+++ DATA SUPPLIED

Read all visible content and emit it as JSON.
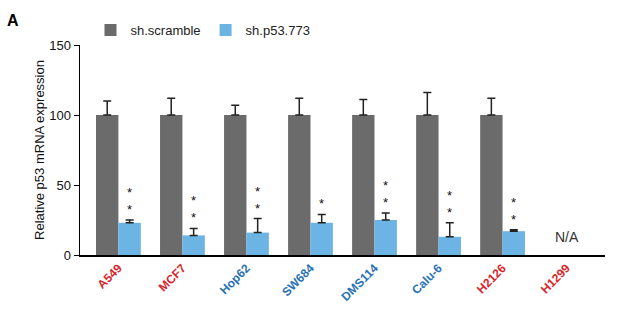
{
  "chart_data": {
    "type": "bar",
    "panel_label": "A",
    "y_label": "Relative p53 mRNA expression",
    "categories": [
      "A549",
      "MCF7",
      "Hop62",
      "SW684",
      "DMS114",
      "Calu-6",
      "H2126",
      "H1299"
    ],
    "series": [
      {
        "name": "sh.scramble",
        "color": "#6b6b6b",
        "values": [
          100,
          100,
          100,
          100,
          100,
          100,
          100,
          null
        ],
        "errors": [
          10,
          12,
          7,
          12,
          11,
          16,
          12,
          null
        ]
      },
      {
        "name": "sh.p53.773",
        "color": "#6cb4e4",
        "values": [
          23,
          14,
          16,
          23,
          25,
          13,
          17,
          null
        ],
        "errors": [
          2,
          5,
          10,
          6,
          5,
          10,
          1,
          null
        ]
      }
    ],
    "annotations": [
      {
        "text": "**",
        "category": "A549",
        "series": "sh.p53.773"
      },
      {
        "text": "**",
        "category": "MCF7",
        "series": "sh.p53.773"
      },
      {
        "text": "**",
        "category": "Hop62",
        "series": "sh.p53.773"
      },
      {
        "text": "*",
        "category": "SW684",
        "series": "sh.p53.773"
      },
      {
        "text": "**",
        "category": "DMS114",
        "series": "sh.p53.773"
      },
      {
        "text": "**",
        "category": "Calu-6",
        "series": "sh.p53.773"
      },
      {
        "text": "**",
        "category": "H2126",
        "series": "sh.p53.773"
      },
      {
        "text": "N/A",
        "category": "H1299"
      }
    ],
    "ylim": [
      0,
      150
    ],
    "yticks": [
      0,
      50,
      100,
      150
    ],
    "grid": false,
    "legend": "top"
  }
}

++++++

WHAT IS REQUIRED
The required output is each line above restated verbatim, with all images omitted.

ANSWER BELOW
Read all visible content and emit it as JSON.
{
  "chart_data": {
    "type": "bar",
    "panel_label": "A",
    "y_label": "Relative p53 mRNA expression",
    "categories": [
      "A549",
      "MCF7",
      "Hop62",
      "SW684",
      "DMS114",
      "Calu-6",
      "H2126",
      "H1299"
    ],
    "series": [
      {
        "name": "sh.scramble",
        "color": "#6b6b6b",
        "values": [
          100,
          100,
          100,
          100,
          100,
          100,
          100,
          null
        ],
        "errors": [
          10,
          12,
          7,
          12,
          11,
          16,
          12,
          null
        ]
      },
      {
        "name": "sh.p53.773",
        "color": "#6cb4e4",
        "values": [
          23,
          14,
          16,
          23,
          25,
          13,
          17,
          null
        ],
        "errors": [
          2,
          5,
          10,
          6,
          5,
          10,
          1,
          null
        ]
      }
    ],
    "annotations": [
      {
        "text": "**",
        "category": "A549",
        "series": "sh.p53.773"
      },
      {
        "text": "**",
        "category": "MCF7",
        "series": "sh.p53.773"
      },
      {
        "text": "**",
        "category": "Hop62",
        "series": "sh.p53.773"
      },
      {
        "text": "*",
        "category": "SW684",
        "series": "sh.p53.773"
      },
      {
        "text": "**",
        "category": "DMS114",
        "series": "sh.p53.773"
      },
      {
        "text": "**",
        "category": "Calu-6",
        "series": "sh.p53.773"
      },
      {
        "text": "**",
        "category": "H2126",
        "series": "sh.p53.773"
      },
      {
        "text": "N/A",
        "category": "H1299"
      }
    ],
    "ylim": [
      0,
      150
    ],
    "yticks": [
      0,
      50,
      100,
      150
    ],
    "grid": false,
    "legend": "top"
  }
}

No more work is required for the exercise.